START
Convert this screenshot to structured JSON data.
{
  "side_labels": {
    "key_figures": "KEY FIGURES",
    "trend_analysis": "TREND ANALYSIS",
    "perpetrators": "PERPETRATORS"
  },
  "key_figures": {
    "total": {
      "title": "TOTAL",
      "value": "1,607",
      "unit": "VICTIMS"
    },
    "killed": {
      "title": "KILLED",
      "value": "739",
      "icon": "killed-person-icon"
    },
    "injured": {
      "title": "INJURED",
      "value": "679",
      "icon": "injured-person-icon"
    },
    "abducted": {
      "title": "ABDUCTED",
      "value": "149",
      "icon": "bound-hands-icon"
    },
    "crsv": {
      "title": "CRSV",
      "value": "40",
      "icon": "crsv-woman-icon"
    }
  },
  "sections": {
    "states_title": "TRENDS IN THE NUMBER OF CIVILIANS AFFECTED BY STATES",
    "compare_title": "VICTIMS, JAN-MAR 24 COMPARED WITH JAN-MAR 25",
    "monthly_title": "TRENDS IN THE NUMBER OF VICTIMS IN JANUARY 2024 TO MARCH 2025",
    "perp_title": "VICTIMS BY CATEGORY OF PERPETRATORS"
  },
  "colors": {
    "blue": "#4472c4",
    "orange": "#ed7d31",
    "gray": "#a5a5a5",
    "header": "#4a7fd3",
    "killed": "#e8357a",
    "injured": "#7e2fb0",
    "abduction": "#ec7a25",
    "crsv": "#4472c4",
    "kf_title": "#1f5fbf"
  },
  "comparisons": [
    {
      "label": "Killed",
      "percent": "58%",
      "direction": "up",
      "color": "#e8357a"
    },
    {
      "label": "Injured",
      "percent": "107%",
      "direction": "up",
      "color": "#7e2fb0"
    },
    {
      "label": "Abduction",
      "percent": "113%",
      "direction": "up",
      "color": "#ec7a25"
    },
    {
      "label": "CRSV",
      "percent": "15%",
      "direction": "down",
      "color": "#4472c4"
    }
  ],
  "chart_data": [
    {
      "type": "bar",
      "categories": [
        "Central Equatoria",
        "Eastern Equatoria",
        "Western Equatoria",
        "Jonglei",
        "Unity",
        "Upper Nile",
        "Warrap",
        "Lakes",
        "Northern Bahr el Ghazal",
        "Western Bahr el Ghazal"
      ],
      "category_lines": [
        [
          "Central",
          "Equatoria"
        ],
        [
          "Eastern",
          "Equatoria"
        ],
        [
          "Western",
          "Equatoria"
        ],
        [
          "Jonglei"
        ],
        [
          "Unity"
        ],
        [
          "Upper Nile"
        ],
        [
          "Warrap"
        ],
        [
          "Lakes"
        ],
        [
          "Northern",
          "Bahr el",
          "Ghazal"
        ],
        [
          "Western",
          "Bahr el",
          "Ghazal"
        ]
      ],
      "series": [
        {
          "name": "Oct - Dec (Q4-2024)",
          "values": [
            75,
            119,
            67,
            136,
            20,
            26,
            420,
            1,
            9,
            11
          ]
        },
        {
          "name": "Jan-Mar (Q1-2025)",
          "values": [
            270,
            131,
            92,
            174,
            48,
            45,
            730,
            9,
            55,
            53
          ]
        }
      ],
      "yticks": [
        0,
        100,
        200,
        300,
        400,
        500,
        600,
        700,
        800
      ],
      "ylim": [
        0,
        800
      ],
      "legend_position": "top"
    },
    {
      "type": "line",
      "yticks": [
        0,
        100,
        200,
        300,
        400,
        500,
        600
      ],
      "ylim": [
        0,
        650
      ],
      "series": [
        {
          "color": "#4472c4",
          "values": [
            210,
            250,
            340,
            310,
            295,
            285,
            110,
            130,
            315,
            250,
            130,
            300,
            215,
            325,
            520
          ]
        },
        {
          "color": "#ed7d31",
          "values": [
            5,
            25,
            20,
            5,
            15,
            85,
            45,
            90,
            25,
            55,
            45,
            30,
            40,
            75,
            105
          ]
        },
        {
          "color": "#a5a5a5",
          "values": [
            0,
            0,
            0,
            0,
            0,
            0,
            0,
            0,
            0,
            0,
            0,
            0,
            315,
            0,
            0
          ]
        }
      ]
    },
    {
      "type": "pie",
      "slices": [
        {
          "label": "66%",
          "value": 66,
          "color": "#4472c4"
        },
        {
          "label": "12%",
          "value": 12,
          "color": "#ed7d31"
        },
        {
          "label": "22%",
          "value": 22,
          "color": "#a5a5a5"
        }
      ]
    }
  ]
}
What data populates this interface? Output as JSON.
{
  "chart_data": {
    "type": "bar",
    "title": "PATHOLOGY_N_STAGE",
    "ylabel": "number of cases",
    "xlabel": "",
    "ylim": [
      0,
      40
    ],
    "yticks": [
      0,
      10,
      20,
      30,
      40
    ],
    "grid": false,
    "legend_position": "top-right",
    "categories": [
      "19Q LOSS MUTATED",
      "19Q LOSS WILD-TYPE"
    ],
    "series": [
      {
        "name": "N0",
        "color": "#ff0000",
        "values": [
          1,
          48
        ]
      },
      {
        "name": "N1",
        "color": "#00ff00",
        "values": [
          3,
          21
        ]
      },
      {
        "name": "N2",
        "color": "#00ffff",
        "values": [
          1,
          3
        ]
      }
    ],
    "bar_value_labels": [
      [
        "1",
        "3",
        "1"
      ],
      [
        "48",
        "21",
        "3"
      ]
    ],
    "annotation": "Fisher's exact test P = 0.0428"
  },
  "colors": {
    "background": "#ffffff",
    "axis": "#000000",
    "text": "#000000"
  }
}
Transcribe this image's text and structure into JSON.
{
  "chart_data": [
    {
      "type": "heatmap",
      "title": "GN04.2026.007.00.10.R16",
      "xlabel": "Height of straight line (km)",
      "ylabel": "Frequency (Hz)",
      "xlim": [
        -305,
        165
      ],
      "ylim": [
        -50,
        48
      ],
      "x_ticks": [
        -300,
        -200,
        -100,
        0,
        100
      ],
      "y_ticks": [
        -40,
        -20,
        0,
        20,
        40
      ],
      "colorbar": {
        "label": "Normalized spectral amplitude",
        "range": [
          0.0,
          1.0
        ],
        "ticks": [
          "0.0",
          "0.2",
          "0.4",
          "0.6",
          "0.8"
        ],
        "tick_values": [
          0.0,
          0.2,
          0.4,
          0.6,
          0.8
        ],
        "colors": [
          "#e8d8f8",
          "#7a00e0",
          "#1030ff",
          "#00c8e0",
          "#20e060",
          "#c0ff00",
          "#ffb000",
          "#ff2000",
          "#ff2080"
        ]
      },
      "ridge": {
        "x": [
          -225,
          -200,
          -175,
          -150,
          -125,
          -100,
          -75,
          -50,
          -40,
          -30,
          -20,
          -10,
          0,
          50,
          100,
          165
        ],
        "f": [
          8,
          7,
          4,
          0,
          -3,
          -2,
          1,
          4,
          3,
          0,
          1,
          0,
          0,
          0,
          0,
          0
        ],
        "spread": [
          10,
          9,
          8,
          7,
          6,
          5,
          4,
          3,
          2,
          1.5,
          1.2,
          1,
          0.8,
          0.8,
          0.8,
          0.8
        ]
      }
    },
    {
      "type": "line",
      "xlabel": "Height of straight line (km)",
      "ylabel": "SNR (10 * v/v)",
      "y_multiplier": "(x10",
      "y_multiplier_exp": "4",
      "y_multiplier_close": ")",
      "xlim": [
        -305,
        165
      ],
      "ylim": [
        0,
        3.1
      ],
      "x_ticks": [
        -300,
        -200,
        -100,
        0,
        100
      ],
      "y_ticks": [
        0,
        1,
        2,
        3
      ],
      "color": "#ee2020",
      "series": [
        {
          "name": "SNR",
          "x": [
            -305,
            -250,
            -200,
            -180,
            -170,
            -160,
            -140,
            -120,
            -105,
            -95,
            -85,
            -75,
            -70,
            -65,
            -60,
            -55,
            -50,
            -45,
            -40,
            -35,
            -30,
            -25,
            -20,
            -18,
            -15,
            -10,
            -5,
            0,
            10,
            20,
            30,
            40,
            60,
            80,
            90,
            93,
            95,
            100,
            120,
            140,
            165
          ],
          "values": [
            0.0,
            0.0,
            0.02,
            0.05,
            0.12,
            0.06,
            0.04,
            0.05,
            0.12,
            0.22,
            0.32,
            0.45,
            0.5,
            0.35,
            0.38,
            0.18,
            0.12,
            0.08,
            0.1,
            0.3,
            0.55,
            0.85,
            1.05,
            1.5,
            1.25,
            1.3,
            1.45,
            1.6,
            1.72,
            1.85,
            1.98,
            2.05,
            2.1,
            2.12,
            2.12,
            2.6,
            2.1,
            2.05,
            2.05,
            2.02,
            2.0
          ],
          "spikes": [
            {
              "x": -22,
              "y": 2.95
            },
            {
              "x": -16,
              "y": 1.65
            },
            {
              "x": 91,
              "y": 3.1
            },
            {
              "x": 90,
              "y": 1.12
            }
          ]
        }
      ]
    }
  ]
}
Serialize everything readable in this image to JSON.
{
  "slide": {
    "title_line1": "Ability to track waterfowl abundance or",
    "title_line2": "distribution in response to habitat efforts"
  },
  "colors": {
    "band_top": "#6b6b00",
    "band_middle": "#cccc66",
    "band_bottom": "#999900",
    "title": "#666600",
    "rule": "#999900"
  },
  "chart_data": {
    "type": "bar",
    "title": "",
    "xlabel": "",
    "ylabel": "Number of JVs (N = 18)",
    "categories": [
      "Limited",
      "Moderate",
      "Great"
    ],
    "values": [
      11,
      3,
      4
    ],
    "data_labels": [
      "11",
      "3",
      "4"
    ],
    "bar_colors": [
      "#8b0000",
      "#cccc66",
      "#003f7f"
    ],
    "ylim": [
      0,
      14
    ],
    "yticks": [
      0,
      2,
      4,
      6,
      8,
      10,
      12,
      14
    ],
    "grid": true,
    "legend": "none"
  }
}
END
■ What the exercise asks
Return each line where "JSON" shows up.

■ Final result
Convert this screenshot to structured JSON data.
What data populates this interface? Output as JSON.
Transcribe this image's text and structure into JSON.
Serialize everything readable in this image to JSON.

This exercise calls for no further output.